Problem details
Write out the records again, exactly, leaving none out.

··· Data in this exercise

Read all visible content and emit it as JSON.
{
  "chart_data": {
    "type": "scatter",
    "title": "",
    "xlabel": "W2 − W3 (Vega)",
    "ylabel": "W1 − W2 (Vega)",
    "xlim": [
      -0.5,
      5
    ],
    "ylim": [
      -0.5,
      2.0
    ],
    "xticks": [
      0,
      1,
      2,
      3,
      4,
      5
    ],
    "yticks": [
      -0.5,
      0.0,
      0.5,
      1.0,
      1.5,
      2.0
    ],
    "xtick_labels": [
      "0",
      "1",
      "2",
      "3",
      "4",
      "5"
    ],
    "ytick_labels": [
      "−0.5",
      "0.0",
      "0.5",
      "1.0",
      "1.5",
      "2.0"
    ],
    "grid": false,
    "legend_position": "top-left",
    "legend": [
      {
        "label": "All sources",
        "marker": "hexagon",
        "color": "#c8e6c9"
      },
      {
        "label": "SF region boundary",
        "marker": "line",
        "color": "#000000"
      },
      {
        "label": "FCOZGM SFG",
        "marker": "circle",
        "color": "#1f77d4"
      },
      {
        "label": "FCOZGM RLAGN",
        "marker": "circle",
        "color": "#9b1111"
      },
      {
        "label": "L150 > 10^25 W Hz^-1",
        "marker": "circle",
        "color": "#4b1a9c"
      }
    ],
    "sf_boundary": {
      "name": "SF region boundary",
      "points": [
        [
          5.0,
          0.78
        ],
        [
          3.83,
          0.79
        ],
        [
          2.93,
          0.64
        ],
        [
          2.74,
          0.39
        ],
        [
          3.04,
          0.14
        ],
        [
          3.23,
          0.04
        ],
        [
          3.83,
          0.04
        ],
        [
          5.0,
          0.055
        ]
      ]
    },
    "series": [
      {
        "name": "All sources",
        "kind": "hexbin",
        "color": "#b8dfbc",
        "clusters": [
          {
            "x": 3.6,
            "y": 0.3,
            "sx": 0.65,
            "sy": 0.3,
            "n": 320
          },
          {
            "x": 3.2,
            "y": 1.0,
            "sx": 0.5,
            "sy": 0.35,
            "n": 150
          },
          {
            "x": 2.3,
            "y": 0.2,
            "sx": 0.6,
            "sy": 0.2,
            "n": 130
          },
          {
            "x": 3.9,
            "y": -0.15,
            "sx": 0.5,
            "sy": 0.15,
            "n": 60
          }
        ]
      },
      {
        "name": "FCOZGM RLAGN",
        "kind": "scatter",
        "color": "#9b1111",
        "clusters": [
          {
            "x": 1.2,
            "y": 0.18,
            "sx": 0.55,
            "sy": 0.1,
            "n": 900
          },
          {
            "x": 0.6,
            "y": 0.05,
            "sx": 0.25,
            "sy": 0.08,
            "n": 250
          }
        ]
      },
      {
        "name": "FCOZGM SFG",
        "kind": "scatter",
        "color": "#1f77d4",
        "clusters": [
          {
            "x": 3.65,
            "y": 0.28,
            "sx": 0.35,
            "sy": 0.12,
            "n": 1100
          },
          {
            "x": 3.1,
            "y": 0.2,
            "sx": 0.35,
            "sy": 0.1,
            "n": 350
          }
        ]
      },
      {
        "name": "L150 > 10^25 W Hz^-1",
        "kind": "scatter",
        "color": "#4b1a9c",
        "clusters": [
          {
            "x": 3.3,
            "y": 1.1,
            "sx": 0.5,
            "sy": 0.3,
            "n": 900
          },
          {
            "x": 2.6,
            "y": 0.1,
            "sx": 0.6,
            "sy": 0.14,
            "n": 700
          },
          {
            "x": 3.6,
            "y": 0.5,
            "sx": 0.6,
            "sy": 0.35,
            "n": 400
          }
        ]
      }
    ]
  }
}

······

Result of the exercise
Read all visible content and emit it as JSON.
{
  "chart_data": {
    "type": "scatter",
    "title": "",
    "xlabel": "W2 − W3 (Vega)",
    "ylabel": "W1 − W2 (Vega)",
    "xlim": [
      -0.5,
      5
    ],
    "ylim": [
      -0.5,
      2.0
    ],
    "xticks": [
      0,
      1,
      2,
      3,
      4,
      5
    ],
    "yticks": [
      -0.5,
      0.0,
      0.5,
      1.0,
      1.5,
      2.0
    ],
    "xtick_labels": [
      "0",
      "1",
      "2",
      "3",
      "4",
      "5"
    ],
    "ytick_labels": [
      "−0.5",
      "0.0",
      "0.5",
      "1.0",
      "1.5",
      "2.0"
    ],
    "grid": false,
    "legend_position": "top-left",
    "legend": [
      {
        "label": "All sources",
        "marker": "hexagon",
        "color": "#c8e6c9"
      },
      {
        "label": "SF region boundary",
        "marker": "line",
        "color": "#000000"
      },
      {
        "label": "FCOZGM SFG",
        "marker": "circle",
        "color": "#1f77d4"
      },
      {
        "label": "FCOZGM RLAGN",
        "marker": "circle",
        "color": "#9b1111"
      },
      {
        "label": "L150 > 10^25 W Hz^-1",
        "marker": "circle",
        "color": "#4b1a9c"
      }
    ],
    "sf_boundary": {
      "name": "SF region boundary",
      "points": [
        [
          5.0,
          0.78
        ],
        [
          3.83,
          0.79
        ],
        [
          2.93,
          0.64
        ],
        [
          2.74,
          0.39
        ],
        [
          3.04,
          0.14
        ],
        [
          3.23,
          0.04
        ],
        [
          3.83,
          0.04
        ],
        [
          5.0,
          0.055
        ]
      ]
    },
    "series": [
      {
        "name": "All sources",
        "kind": "hexbin",
        "color": "#b8dfbc",
        "clusters": [
          {
            "x": 3.6,
            "y": 0.3,
            "sx": 0.65,
            "sy": 0.3,
            "n": 320
          },
          {
            "x": 3.2,
            "y": 1.0,
            "sx": 0.5,
            "sy": 0.35,
            "n": 150
          },
          {
            "x": 2.3,
            "y": 0.2,
            "sx": 0.6,
            "sy": 0.2,
            "n": 130
          },
          {
            "x": 3.9,
            "y": -0.15,
            "sx": 0.5,
            "sy": 0.15,
            "n": 60
          }
        ]
      },
      {
        "name": "FCOZGM RLAGN",
        "kind": "scatter",
        "color": "#9b1111",
        "clusters": [
          {
            "x": 1.2,
            "y": 0.18,
            "sx": 0.55,
            "sy": 0.1,
            "n": 900
          },
          {
            "x": 0.6,
            "y": 0.05,
            "sx": 0.25,
            "sy": 0.08,
            "n": 250
          }
        ]
      },
      {
        "name": "FCOZGM SFG",
        "kind": "scatter",
        "color": "#1f77d4",
        "clusters": [
          {
            "x": 3.65,
            "y": 0.28,
            "sx": 0.35,
            "sy": 0.12,
            "n": 1100
          },
          {
            "x": 3.1,
            "y": 0.2,
            "sx": 0.35,
            "sy": 0.1,
            "n": 350
          }
        ]
      },
      {
        "name": "L150 > 10^25 W Hz^-1",
        "kind": "scatter",
        "color": "#4b1a9c",
        "clusters": [
          {
            "x": 3.3,
            "y": 1.1,
            "sx": 0.5,
            "sy": 0.3,
            "n": 900
          },
          {
            "x": 2.6,
            "y": 0.1,
            "sx": 0.6,
            "sy": 0.14,
            "n": 700
          },
          {
            "x": 3.6,
            "y": 0.5,
            "sx": 0.6,
            "sy": 0.35,
            "n": 400
          }
        ]
      }
    ]
  }
}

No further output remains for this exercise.